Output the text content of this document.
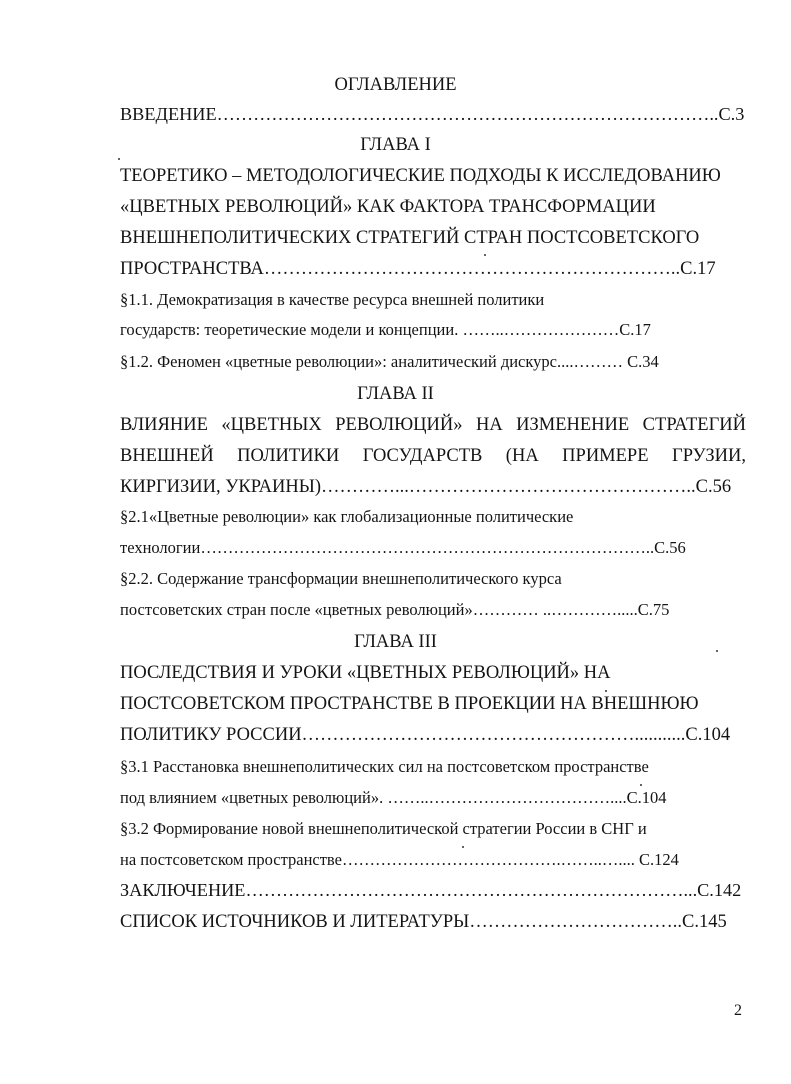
ОГЛАВЛЕНИЕ
ВВЕДЕНИЕ………………………………………………………………………..С.3
ГЛАВА I
ТЕОРЕТИКО – МЕТОДОЛОГИЧЕСКИЕ ПОДХОДЫ К ИССЛЕДОВАНИЮ
«ЦВЕТНЫХ РЕВОЛЮЦИЙ» КАК ФАКТОРА ТРАНСФОРМАЦИИ
ВНЕШНЕПОЛИТИЧЕСКИХ СТРАТЕГИЙ СТРАН ПОСТСОВЕТСКОГО
ПРОСТРАНСТВА…………………………………………………………..С.17
§1.1. Демократизация в качестве ресурса внешней политики
государств: теоретические модели и концепции. ……..…………………С.17
§1.2. Феномен «цветные революции»: аналитический дискурс....……… С.34
ГЛАВА II
ВЛИЯНИЕ «ЦВЕТНЫХ РЕВОЛЮЦИЙ» НА ИЗМЕНЕНИЕ СТРАТЕГИЙ
ВНЕШНЕЙ ПОЛИТИКИ ГОСУДАРСТВ (НА ПРИМЕРЕ ГРУЗИИ,
КИРГИЗИИ, УКРАИНЫ)…………...………………………………………..С.56
§2.1«Цветные революции» как глобализационные политические
технологии………………………………………………………………………..С.56
§2.2. Содержание трансформации внешнеполитического курса
постсоветских стран после «цветных революций»………… ..………….....С.75
ГЛАВА III
ПОСЛЕДСТВИЯ И УРОКИ «ЦВЕТНЫХ РЕВОЛЮЦИЙ» НА
ПОСТСОВЕТСКОМ ПРОСТРАНСТВЕ В ПРОЕКЦИИ НА ВНЕШНЮЮ
ПОЛИТИКУ РОССИИ………………………………………………...........С.104
§3.1 Расстановка внешнеполитических сил на постсоветском пространстве
под влиянием «цветных революций». ……..……………………………....С.104
§3.2 Формирование новой внешнеполитической стратегии России в СНГ и
на постсоветском пространстве………………………………….……..….... С.124
ЗАКЛЮЧЕНИЕ………………………………………………………………...С.142
СПИСОК ИСТОЧНИКОВ И ЛИТЕРАТУРЫ……………………………..С.145
2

------------------------------------------------------------------------

_Exercise aim_. Copy out every line of the data that includes the word "революции".

_Answer below_.
§1.2. Феномен «цветные революции»: аналитический дискурс....……… С.34
§2.1«Цветные революции» как глобализационные политические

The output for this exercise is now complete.